• GIVEN INSTRUCTION: Only lines with the string "ratio" matter here; gather them from the material below.

• EXCERPTED DATA:

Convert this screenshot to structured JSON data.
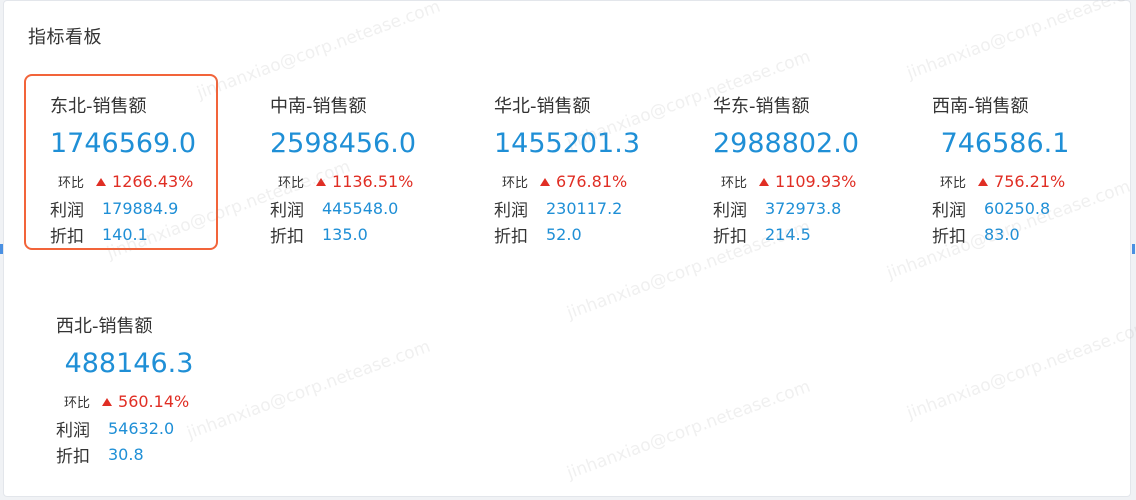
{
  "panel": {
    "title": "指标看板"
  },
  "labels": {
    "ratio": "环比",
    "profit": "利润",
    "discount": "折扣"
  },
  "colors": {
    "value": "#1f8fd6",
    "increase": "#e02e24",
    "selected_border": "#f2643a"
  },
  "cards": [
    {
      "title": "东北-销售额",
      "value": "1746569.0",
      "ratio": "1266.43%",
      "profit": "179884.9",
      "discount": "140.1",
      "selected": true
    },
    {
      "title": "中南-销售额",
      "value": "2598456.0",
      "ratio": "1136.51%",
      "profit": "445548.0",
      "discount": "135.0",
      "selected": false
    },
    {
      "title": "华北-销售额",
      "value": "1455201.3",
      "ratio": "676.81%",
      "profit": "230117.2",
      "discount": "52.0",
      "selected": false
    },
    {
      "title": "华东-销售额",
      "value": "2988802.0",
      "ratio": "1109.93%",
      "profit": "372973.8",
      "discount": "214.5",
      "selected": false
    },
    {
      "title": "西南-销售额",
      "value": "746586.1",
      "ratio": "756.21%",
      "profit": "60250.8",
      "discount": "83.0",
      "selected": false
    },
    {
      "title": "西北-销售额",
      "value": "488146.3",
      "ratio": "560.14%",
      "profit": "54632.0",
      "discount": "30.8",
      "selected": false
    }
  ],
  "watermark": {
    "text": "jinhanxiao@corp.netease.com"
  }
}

• TASK SOLUTION:
    "ratio": "环比",
      "ratio": "1266.43%",
      "ratio": "1136.51%",
      "ratio": "676.81%",
      "ratio": "1109.93%",
      "ratio": "756.21%",
      "ratio": "560.14%",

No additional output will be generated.